[START]
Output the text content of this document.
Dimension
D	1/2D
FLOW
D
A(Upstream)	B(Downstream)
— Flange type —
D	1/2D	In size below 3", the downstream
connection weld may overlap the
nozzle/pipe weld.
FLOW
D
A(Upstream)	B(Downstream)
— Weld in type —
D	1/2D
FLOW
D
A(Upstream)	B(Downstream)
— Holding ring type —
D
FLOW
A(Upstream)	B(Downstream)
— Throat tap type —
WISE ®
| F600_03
[END]
__Task__. Reproduce the full set of records precisely.

__Final result__.
Output the text content of this document.
Dimension
D	1/2D
FLOW
D
A(Upstream)	B(Downstream)
— Flange type —
D	1/2D	In size below 3", the downstream
connection weld may overlap the
nozzle/pipe weld.
FLOW
D
A(Upstream)	B(Downstream)
— Weld in type —
D	1/2D
FLOW
D
A(Upstream)	B(Downstream)
— Holding ring type —
D
FLOW
A(Upstream)	B(Downstream)
— Throat tap type —
WISE ®
| F600_03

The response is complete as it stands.